WHAT IS NEEDED
A precise repetition of every line below is the required answer.

[Data entries for graphics]
-=-=-=-=-

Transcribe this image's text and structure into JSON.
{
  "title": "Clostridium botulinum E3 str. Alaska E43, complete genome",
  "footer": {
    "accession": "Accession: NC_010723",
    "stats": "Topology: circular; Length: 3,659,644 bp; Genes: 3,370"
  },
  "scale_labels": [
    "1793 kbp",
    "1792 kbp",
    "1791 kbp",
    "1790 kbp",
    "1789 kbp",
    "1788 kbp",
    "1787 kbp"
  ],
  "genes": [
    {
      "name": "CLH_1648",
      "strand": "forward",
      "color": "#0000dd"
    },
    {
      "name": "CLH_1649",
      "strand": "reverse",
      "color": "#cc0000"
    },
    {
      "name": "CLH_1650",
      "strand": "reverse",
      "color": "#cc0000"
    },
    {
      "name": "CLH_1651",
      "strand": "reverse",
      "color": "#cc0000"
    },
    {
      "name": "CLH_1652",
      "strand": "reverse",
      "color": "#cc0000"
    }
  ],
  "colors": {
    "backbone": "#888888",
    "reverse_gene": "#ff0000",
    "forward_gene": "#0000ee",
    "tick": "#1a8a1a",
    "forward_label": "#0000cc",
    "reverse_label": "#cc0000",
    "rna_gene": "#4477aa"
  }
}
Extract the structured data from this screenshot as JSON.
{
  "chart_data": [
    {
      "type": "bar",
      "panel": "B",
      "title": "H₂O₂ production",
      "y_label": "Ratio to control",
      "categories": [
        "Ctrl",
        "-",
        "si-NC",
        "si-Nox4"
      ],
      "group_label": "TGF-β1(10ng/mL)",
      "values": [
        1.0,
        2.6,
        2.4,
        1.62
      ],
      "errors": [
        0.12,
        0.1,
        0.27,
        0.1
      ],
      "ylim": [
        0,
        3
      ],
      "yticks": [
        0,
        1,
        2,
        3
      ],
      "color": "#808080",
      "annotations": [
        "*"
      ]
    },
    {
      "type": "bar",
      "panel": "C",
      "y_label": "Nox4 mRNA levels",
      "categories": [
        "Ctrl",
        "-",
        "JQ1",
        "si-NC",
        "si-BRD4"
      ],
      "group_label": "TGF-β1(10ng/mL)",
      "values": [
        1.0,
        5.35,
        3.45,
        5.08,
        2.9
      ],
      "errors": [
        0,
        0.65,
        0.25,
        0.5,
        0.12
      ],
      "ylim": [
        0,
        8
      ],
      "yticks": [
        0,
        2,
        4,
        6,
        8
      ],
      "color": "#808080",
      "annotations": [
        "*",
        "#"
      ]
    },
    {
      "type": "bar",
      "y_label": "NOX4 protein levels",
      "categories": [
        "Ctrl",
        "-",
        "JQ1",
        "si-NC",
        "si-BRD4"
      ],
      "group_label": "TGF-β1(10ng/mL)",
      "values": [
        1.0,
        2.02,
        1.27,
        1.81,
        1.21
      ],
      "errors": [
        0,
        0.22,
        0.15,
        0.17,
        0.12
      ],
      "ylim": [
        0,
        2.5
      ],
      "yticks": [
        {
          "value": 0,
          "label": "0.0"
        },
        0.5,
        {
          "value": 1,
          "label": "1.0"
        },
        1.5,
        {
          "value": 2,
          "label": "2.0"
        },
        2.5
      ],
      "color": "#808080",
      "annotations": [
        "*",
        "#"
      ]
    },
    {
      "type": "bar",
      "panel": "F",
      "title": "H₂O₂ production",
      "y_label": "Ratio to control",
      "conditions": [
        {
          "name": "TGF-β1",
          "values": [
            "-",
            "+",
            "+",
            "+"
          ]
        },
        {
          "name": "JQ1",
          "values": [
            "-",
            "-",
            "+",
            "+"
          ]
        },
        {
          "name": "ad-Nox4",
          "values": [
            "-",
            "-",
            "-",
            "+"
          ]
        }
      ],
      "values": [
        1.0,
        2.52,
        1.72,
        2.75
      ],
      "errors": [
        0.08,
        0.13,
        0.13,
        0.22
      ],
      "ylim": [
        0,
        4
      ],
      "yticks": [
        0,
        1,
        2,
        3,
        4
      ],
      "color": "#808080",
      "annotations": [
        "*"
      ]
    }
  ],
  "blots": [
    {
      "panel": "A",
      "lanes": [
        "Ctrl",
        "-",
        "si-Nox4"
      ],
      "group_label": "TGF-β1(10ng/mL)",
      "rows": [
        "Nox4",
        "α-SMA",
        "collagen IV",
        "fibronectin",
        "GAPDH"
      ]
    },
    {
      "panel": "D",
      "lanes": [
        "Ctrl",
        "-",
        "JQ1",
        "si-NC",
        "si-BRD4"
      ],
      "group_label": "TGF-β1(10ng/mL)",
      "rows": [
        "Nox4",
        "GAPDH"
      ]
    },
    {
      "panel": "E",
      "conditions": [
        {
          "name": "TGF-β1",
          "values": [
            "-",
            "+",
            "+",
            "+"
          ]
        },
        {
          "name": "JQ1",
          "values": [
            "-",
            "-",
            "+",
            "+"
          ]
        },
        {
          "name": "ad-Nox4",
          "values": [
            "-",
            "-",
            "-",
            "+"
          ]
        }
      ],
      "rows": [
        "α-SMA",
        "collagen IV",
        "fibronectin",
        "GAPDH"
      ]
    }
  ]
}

-=-=-=-=-

ANSWER SECTION
Transcribe this image's text and structure into JSON.
{
  "title": "Clostridium botulinum E3 str. Alaska E43, complete genome",
  "footer": {
    "accession": "Accession: NC_010723",
    "stats": "Topology: circular; Length: 3,659,644 bp; Genes: 3,370"
  },
  "scale_labels": [
    "1793 kbp",
    "1792 kbp",
    "1791 kbp",
    "1790 kbp",
    "1789 kbp",
    "1788 kbp",
    "1787 kbp"
  ],
  "genes": [
    {
      "name": "CLH_1648",
      "strand": "forward",
      "color": "#0000dd"
    },
    {
      "name": "CLH_1649",
      "strand": "reverse",
      "color": "#cc0000"
    },
    {
      "name": "CLH_1650",
      "strand": "reverse",
      "color": "#cc0000"
    },
    {
      "name": "CLH_1651",
      "strand": "reverse",
      "color": "#cc0000"
    },
    {
      "name": "CLH_1652",
      "strand": "reverse",
      "color": "#cc0000"
    }
  ],
  "colors": {
    "backbone": "#888888",
    "reverse_gene": "#ff0000",
    "forward_gene": "#0000ee",
    "tick": "#1a8a1a",
    "forward_label": "#0000cc",
    "reverse_label": "#cc0000",
    "rna_gene": "#4477aa"
  }
}
Extract the structured data from this screenshot as JSON.
{
  "chart_data": [
    {
      "type": "bar",
      "panel": "B",
      "title": "H₂O₂ production",
      "y_label": "Ratio to control",
      "categories": [
        "Ctrl",
        "-",
        "si-NC",
        "si-Nox4"
      ],
      "group_label": "TGF-β1(10ng/mL)",
      "values": [
        1.0,
        2.6,
        2.4,
        1.62
      ],
      "errors": [
        0.12,
        0.1,
        0.27,
        0.1
      ],
      "ylim": [
        0,
        3
      ],
      "yticks": [
        0,
        1,
        2,
        3
      ],
      "color": "#808080",
      "annotations": [
        "*"
      ]
    },
    {
      "type": "bar",
      "panel": "C",
      "y_label": "Nox4 mRNA levels",
      "categories": [
        "Ctrl",
        "-",
        "JQ1",
        "si-NC",
        "si-BRD4"
      ],
      "group_label": "TGF-β1(10ng/mL)",
      "values": [
        1.0,
        5.35,
        3.45,
        5.08,
        2.9
      ],
      "errors": [
        0,
        0.65,
        0.25,
        0.5,
        0.12
      ],
      "ylim": [
        0,
        8
      ],
      "yticks": [
        0,
        2,
        4,
        6,
        8
      ],
      "color": "#808080",
      "annotations": [
        "*",
        "#"
      ]
    },
    {
      "type": "bar",
      "y_label": "NOX4 protein levels",
      "categories": [
        "Ctrl",
        "-",
        "JQ1",
        "si-NC",
        "si-BRD4"
      ],
      "group_label": "TGF-β1(10ng/mL)",
      "values": [
        1.0,
        2.02,
        1.27,
        1.81,
        1.21
      ],
      "errors": [
        0,
        0.22,
        0.15,
        0.17,
        0.12
      ],
      "ylim": [
        0,
        2.5
      ],
      "yticks": [
        {
          "value": 0,
          "label": "0.0"
        },
        0.5,
        {
          "value": 1,
          "label": "1.0"
        },
        1.5,
        {
          "value": 2,
          "label": "2.0"
        },
        2.5
      ],
      "color": "#808080",
      "annotations": [
        "*",
        "#"
      ]
    },
    {
      "type": "bar",
      "panel": "F",
      "title": "H₂O₂ production",
      "y_label": "Ratio to control",
      "conditions": [
        {
          "name": "TGF-β1",
          "values": [
            "-",
            "+",
            "+",
            "+"
          ]
        },
        {
          "name": "JQ1",
          "values": [
            "-",
            "-",
            "+",
            "+"
          ]
        },
        {
          "name": "ad-Nox4",
          "values": [
            "-",
            "-",
            "-",
            "+"
          ]
        }
      ],
      "values": [
        1.0,
        2.52,
        1.72,
        2.75
      ],
      "errors": [
        0.08,
        0.13,
        0.13,
        0.22
      ],
      "ylim": [
        0,
        4
      ],
      "yticks": [
        0,
        1,
        2,
        3,
        4
      ],
      "color": "#808080",
      "annotations": [
        "*"
      ]
    }
  ],
  "blots": [
    {
      "panel": "A",
      "lanes": [
        "Ctrl",
        "-",
        "si-Nox4"
      ],
      "group_label": "TGF-β1(10ng/mL)",
      "rows": [
        "Nox4",
        "α-SMA",
        "collagen IV",
        "fibronectin",
        "GAPDH"
      ]
    },
    {
      "panel": "D",
      "lanes": [
        "Ctrl",
        "-",
        "JQ1",
        "si-NC",
        "si-BRD4"
      ],
      "group_label": "TGF-β1(10ng/mL)",
      "rows": [
        "Nox4",
        "GAPDH"
      ]
    },
    {
      "panel": "E",
      "conditions": [
        {
          "name": "TGF-β1",
          "values": [
            "-",
            "+",
            "+",
            "+"
          ]
        },
        {
          "name": "JQ1",
          "values": [
            "-",
            "-",
            "+",
            "+"
          ]
        },
        {
          "name": "ad-Nox4",
          "values": [
            "-",
            "-",
            "-",
            "+"
          ]
        }
      ],
      "rows": [
        "α-SMA",
        "collagen IV",
        "fibronectin",
        "GAPDH"
      ]
    }
  ]
}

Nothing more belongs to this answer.